Dataset listings of figures:
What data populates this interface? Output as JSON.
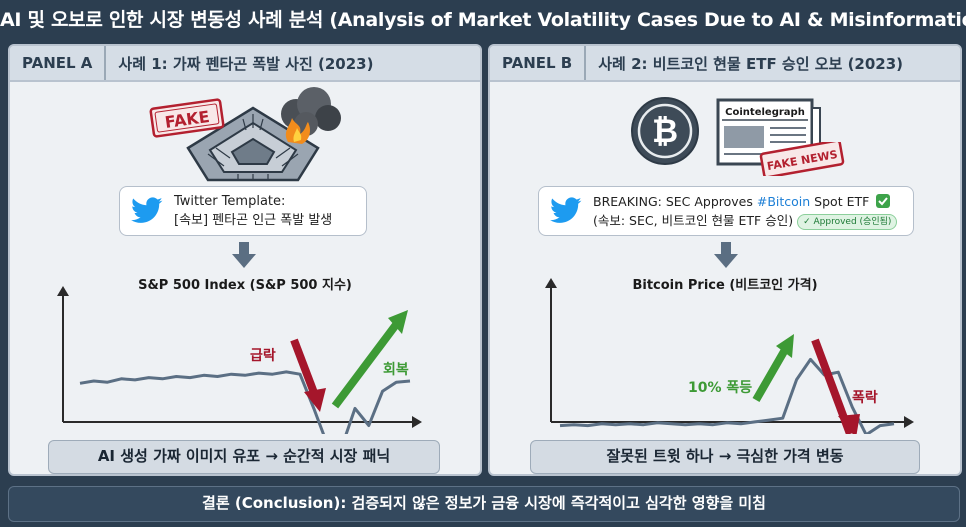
{
  "title": "AI 및 오보로 인한 시장 변동성 사례 분석 (Analysis of Market Volatility Cases Due to AI & Misinformation)",
  "panel_a": {
    "tag": "PANEL A",
    "title": "사례 1: 가짜 펜타곤 폭발 사진 (2023)",
    "fake_stamp": "FAKE",
    "tweet_line1": "Twitter Template:",
    "tweet_line2": "[속보] 펜타곤 인근 폭발 발생",
    "chart_title": "S&P 500 Index (S&P 500 지수)",
    "label_drop": "급락",
    "label_recover": "회복",
    "caption": "AI 생성 가짜 이미지 유포 → 순간적 시장 패닉"
  },
  "panel_b": {
    "tag": "PANEL B",
    "title": "사례 2: 비트코인 현물 ETF 승인 오보 (2023)",
    "newspaper_title": "Cointelegraph",
    "fake_news_stamp": "FAKE NEWS",
    "tweet_line1_prefix": "BREAKING: SEC Approves ",
    "tweet_hashtag": "#Bitcoin",
    "tweet_line1_suffix": " Spot ETF",
    "tweet_line2": "(속보: SEC, 비트코인 현물 ETF 승인)",
    "approved_badge": "✓ Approved (승인됨)",
    "chart_title": "Bitcoin Price (비트코인 가격)",
    "label_surge": "10% 폭등",
    "label_crash": "폭락",
    "caption": "잘못된 트윗 하나 → 극심한 가격 변동"
  },
  "conclusion": "결론 (Conclusion): 검증되지 않은 정보가 금융 시장에 즉각적이고 심각한 영향을 미침",
  "colors": {
    "background": "#2c3e50",
    "panel": "#eef1f4",
    "drop_arrow": "#a5162b",
    "recover_arrow": "#3d9a35",
    "twitter": "#1d9bf0"
  },
  "icons": [
    "pentagon-illustration",
    "smoke-fire-icon",
    "twitter-bird-icon",
    "bitcoin-icon",
    "newspaper-icon",
    "check-icon"
  ],
  "chart_data": [
    {
      "type": "line",
      "title": "S&P 500 Index (S&P 500 지수)",
      "x": [
        0,
        1,
        2,
        3,
        4,
        5,
        6,
        7,
        8,
        9,
        10,
        11,
        12,
        13,
        14,
        15,
        16,
        17,
        18,
        19,
        20,
        21,
        22,
        23,
        24
      ],
      "values": [
        62,
        64,
        63,
        66,
        65,
        67,
        66,
        68,
        67,
        69,
        68,
        70,
        69,
        71,
        70,
        72,
        70,
        40,
        8,
        5,
        40,
        25,
        55,
        63,
        64
      ],
      "annotations": [
        "급락",
        "회복"
      ],
      "grid": false
    },
    {
      "type": "line",
      "title": "Bitcoin Price (비트코인 가격)",
      "x": [
        0,
        1,
        2,
        3,
        4,
        5,
        6,
        7,
        8,
        9,
        10,
        11,
        12,
        13,
        14,
        15,
        16,
        17,
        18,
        19,
        20,
        21,
        22,
        23,
        24
      ],
      "values": [
        20,
        21,
        20,
        22,
        21,
        22,
        21,
        23,
        22,
        21,
        22,
        21,
        23,
        22,
        24,
        26,
        28,
        70,
        92,
        75,
        78,
        40,
        10,
        20,
        22
      ],
      "annotations": [
        "10% 폭등",
        "폭락"
      ],
      "grid": false
    }
  ]
}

Set exercise
Transcribe all the lines above exactly, apart from the pictures.

Exercise response
What data populates this interface? Output as JSON.
{
  "title": "AI 및 오보로 인한 시장 변동성 사례 분석 (Analysis of Market Volatility Cases Due to AI & Misinformation)",
  "panel_a": {
    "tag": "PANEL A",
    "title": "사례 1: 가짜 펜타곤 폭발 사진 (2023)",
    "fake_stamp": "FAKE",
    "tweet_line1": "Twitter Template:",
    "tweet_line2": "[속보] 펜타곤 인근 폭발 발생",
    "chart_title": "S&P 500 Index (S&P 500 지수)",
    "label_drop": "급락",
    "label_recover": "회복",
    "caption": "AI 생성 가짜 이미지 유포 → 순간적 시장 패닉"
  },
  "panel_b": {
    "tag": "PANEL B",
    "title": "사례 2: 비트코인 현물 ETF 승인 오보 (2023)",
    "newspaper_title": "Cointelegraph",
    "fake_news_stamp": "FAKE NEWS",
    "tweet_line1_prefix": "BREAKING: SEC Approves ",
    "tweet_hashtag": "#Bitcoin",
    "tweet_line1_suffix": " Spot ETF",
    "tweet_line2": "(속보: SEC, 비트코인 현물 ETF 승인)",
    "approved_badge": "✓ Approved (승인됨)",
    "chart_title": "Bitcoin Price (비트코인 가격)",
    "label_surge": "10% 폭등",
    "label_crash": "폭락",
    "caption": "잘못된 트윗 하나 → 극심한 가격 변동"
  },
  "conclusion": "결론 (Conclusion): 검증되지 않은 정보가 금융 시장에 즉각적이고 심각한 영향을 미침",
  "colors": {
    "background": "#2c3e50",
    "panel": "#eef1f4",
    "drop_arrow": "#a5162b",
    "recover_arrow": "#3d9a35",
    "twitter": "#1d9bf0"
  },
  "icons": [
    "pentagon-illustration",
    "smoke-fire-icon",
    "twitter-bird-icon",
    "bitcoin-icon",
    "newspaper-icon",
    "check-icon"
  ],
  "chart_data": [
    {
      "type": "line",
      "title": "S&P 500 Index (S&P 500 지수)",
      "x": [
        0,
        1,
        2,
        3,
        4,
        5,
        6,
        7,
        8,
        9,
        10,
        11,
        12,
        13,
        14,
        15,
        16,
        17,
        18,
        19,
        20,
        21,
        22,
        23,
        24
      ],
      "values": [
        62,
        64,
        63,
        66,
        65,
        67,
        66,
        68,
        67,
        69,
        68,
        70,
        69,
        71,
        70,
        72,
        70,
        40,
        8,
        5,
        40,
        25,
        55,
        63,
        64
      ],
      "annotations": [
        "급락",
        "회복"
      ],
      "grid": false
    },
    {
      "type": "line",
      "title": "Bitcoin Price (비트코인 가격)",
      "x": [
        0,
        1,
        2,
        3,
        4,
        5,
        6,
        7,
        8,
        9,
        10,
        11,
        12,
        13,
        14,
        15,
        16,
        17,
        18,
        19,
        20,
        21,
        22,
        23,
        24
      ],
      "values": [
        20,
        21,
        20,
        22,
        21,
        22,
        21,
        23,
        22,
        21,
        22,
        21,
        23,
        22,
        24,
        26,
        28,
        70,
        92,
        75,
        78,
        40,
        10,
        20,
        22
      ],
      "annotations": [
        "10% 폭등",
        "폭락"
      ],
      "grid": false
    }
  ]
}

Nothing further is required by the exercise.